Job
Copy out every line of the data items below, word for word and in the same order.

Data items
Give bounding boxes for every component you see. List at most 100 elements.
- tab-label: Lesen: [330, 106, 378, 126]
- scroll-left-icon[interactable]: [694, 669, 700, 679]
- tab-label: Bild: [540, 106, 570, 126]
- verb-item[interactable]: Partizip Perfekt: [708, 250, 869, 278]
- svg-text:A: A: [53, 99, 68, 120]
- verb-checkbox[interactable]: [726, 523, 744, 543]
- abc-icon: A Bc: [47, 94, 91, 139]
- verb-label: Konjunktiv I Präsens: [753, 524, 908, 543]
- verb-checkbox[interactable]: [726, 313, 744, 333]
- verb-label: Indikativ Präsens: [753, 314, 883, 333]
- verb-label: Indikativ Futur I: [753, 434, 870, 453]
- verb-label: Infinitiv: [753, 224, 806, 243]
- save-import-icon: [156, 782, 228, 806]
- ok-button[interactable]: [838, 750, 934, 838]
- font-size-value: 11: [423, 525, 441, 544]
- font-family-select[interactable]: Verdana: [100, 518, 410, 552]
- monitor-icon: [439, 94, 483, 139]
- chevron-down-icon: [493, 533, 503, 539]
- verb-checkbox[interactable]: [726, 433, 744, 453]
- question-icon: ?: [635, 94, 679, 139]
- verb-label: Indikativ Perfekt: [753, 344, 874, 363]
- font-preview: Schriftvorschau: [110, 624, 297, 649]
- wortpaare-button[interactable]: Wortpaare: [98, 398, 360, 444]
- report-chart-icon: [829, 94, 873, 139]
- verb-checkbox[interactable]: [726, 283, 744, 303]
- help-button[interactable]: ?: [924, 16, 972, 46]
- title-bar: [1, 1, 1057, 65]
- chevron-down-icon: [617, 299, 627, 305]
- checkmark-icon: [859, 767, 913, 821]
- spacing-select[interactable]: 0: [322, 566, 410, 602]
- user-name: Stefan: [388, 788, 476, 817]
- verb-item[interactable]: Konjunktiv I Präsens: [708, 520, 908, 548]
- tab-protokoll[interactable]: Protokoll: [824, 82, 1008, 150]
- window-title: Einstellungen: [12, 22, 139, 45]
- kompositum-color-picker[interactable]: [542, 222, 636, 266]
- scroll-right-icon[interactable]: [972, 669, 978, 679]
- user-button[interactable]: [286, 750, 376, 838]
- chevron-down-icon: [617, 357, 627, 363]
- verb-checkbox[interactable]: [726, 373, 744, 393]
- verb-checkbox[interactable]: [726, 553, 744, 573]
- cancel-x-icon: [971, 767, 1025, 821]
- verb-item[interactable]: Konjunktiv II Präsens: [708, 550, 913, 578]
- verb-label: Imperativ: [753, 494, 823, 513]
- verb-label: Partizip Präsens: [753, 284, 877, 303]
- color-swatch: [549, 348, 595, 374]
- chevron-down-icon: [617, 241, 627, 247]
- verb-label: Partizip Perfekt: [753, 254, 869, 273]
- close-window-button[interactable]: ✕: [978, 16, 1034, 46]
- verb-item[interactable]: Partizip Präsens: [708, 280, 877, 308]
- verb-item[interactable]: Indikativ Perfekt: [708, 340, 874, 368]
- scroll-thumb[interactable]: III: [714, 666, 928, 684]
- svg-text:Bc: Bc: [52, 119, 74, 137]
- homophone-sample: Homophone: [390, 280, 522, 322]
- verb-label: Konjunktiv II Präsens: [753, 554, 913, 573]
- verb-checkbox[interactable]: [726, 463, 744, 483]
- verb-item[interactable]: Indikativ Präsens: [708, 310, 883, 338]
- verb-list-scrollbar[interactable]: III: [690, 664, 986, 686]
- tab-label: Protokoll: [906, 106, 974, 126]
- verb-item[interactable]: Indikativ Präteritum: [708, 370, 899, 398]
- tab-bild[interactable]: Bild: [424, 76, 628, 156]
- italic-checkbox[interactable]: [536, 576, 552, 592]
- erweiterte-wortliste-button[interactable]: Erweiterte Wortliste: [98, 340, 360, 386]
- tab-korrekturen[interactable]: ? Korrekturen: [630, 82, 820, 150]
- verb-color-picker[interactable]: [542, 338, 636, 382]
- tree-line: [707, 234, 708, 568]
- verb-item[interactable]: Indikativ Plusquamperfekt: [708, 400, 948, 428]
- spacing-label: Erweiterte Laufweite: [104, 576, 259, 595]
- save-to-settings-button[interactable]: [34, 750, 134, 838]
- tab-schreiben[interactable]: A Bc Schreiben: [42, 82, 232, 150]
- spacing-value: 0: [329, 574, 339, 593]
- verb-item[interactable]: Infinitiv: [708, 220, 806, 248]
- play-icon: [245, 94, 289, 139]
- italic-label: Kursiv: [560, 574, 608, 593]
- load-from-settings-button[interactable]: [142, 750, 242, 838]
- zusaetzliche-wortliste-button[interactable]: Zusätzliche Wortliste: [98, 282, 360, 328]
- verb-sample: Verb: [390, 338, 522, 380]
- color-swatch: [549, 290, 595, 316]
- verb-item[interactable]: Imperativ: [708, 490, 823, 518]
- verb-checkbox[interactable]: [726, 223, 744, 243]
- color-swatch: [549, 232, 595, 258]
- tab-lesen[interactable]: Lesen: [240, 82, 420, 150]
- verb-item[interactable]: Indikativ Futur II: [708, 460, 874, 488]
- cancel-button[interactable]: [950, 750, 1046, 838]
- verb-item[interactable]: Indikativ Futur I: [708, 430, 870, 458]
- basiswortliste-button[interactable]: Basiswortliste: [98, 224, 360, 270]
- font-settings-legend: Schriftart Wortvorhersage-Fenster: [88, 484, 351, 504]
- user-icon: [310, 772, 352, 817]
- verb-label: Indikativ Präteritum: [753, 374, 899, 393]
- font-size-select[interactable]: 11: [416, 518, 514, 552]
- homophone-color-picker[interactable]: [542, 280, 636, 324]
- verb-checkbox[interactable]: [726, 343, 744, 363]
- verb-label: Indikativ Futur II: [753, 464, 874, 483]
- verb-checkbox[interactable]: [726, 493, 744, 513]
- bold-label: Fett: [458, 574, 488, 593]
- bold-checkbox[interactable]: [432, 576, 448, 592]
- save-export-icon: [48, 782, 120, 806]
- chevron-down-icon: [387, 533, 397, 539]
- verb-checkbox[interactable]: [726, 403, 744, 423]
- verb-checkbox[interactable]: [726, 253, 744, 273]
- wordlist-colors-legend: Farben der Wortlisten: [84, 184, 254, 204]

The answer
Give bounding boxes for every component you see. List at most 100 elements.
- tab-label: Lesen: [330, 106, 378, 126]
- scroll-left-icon[interactable]: [694, 669, 700, 679]
- tab-label: Bild: [540, 106, 570, 126]
- verb-item[interactable]: Partizip Perfekt: [708, 250, 869, 278]
- svg-text:A: A: [53, 99, 68, 120]
- verb-checkbox[interactable]: [726, 523, 744, 543]
- abc-icon: A Bc: [47, 94, 91, 139]
- verb-label: Konjunktiv I Präsens: [753, 524, 908, 543]
- verb-checkbox[interactable]: [726, 313, 744, 333]
- verb-label: Indikativ Präsens: [753, 314, 883, 333]
- verb-label: Indikativ Futur I: [753, 434, 870, 453]
- verb-label: Infinitiv: [753, 224, 806, 243]
- save-import-icon: [156, 782, 228, 806]
- ok-button[interactable]: [838, 750, 934, 838]
- font-size-value: 11: [423, 525, 441, 544]
- font-family-select[interactable]: Verdana: [100, 518, 410, 552]
- monitor-icon: [439, 94, 483, 139]
- chevron-down-icon: [493, 533, 503, 539]
- verb-checkbox[interactable]: [726, 433, 744, 453]
- question-icon: ?: [635, 94, 679, 139]
- verb-label: Indikativ Perfekt: [753, 344, 874, 363]
- font-preview: Schriftvorschau: [110, 624, 297, 649]
- wortpaare-button[interactable]: Wortpaare: [98, 398, 360, 444]
- report-chart-icon: [829, 94, 873, 139]
- verb-checkbox[interactable]: [726, 283, 744, 303]
- help-button[interactable]: ?: [924, 16, 972, 46]
- title-bar: [1, 1, 1057, 65]
- chevron-down-icon: [617, 299, 627, 305]
- checkmark-icon: [859, 767, 913, 821]
- spacing-select[interactable]: 0: [322, 566, 410, 602]
- user-name: Stefan: [388, 788, 476, 817]
- verb-item[interactable]: Konjunktiv I Präsens: [708, 520, 908, 548]
- tab-protokoll[interactable]: Protokoll: [824, 82, 1008, 150]
- window-title: Einstellungen: [12, 22, 139, 45]
- kompositum-color-picker[interactable]: [542, 222, 636, 266]
- scroll-right-icon[interactable]: [972, 669, 978, 679]
- user-button[interactable]: [286, 750, 376, 838]
- chevron-down-icon: [617, 357, 627, 363]
- verb-checkbox[interactable]: [726, 373, 744, 393]
- verb-checkbox[interactable]: [726, 553, 744, 573]
- cancel-x-icon: [971, 767, 1025, 821]
- verb-item[interactable]: Konjunktiv II Präsens: [708, 550, 913, 578]
- verb-label: Imperativ: [753, 494, 823, 513]
- verb-label: Partizip Präsens: [753, 284, 877, 303]
- color-swatch: [549, 348, 595, 374]
- chevron-down-icon: [617, 241, 627, 247]
- verb-label: Partizip Perfekt: [753, 254, 869, 273]
- close-window-button[interactable]: ✕: [978, 16, 1034, 46]
- verb-item[interactable]: Partizip Präsens: [708, 280, 877, 308]
- verb-item[interactable]: Indikativ Perfekt: [708, 340, 874, 368]
- scroll-thumb[interactable]: III: [714, 666, 928, 684]
- svg-text:Bc: Bc: [52, 119, 74, 137]
- homophone-sample: Homophone: [390, 280, 522, 322]
- verb-label: Konjunktiv II Präsens: [753, 554, 913, 573]
- verb-checkbox[interactable]: [726, 463, 744, 483]
- verb-item[interactable]: Indikativ Präsens: [708, 310, 883, 338]
- verb-list-scrollbar[interactable]: III: [690, 664, 986, 686]
- tab-label: Protokoll: [906, 106, 974, 126]
- verb-item[interactable]: Indikativ Präteritum: [708, 370, 899, 398]
- tab-bild[interactable]: Bild: [424, 76, 628, 156]
- italic-checkbox[interactable]: [536, 576, 552, 592]
- erweiterte-wortliste-button[interactable]: Erweiterte Wortliste: [98, 340, 360, 386]
- tab-korrekturen[interactable]: ? Korrekturen: [630, 82, 820, 150]
- verb-color-picker[interactable]: [542, 338, 636, 382]
- tree-line: [707, 234, 708, 568]
- verb-item[interactable]: Indikativ Plusquamperfekt: [708, 400, 948, 428]
- spacing-label: Erweiterte Laufweite: [104, 576, 259, 595]
- save-to-settings-button[interactable]: [34, 750, 134, 838]
- tab-schreiben[interactable]: A Bc Schreiben: [42, 82, 232, 150]
- spacing-value: 0: [329, 574, 339, 593]
- verb-item[interactable]: Infinitiv: [708, 220, 806, 248]
- play-icon: [245, 94, 289, 139]
- italic-label: Kursiv: [560, 574, 608, 593]
- load-from-settings-button[interactable]: [142, 750, 242, 838]
- zusaetzliche-wortliste-button[interactable]: Zusätzliche Wortliste: [98, 282, 360, 328]
- verb-sample: Verb: [390, 338, 522, 380]
- color-swatch: [549, 290, 595, 316]
- verb-item[interactable]: Imperativ: [708, 490, 823, 518]
- verb-checkbox[interactable]: [726, 223, 744, 243]
- color-swatch: [549, 232, 595, 258]
- tab-lesen[interactable]: Lesen: [240, 82, 420, 150]
- verb-item[interactable]: Indikativ Futur II: [708, 460, 874, 488]
- cancel-button[interactable]: [950, 750, 1046, 838]
- verb-item[interactable]: Indikativ Futur I: [708, 430, 870, 458]
- basiswortliste-button[interactable]: Basiswortliste: [98, 224, 360, 270]
- font-settings-legend: Schriftart Wortvorhersage-Fenster: [88, 484, 351, 504]
- user-icon: [310, 772, 352, 817]
- verb-label: Indikativ Präteritum: [753, 374, 899, 393]
- font-size-select[interactable]: 11: [416, 518, 514, 552]
- homophone-color-picker[interactable]: [542, 280, 636, 324]
- verb-checkbox[interactable]: [726, 343, 744, 363]
- verb-label: Indikativ Futur II: [753, 464, 874, 483]
- verb-checkbox[interactable]: [726, 493, 744, 513]
- bold-label: Fett: [458, 574, 488, 593]
- bold-checkbox[interactable]: [432, 576, 448, 592]
- save-export-icon: [48, 782, 120, 806]
- chevron-down-icon: [387, 533, 397, 539]
- verb-checkbox[interactable]: [726, 403, 744, 423]
- verb-checkbox[interactable]: [726, 253, 744, 273]
- wordlist-colors-legend: Farben der Wortlisten: [84, 184, 254, 204]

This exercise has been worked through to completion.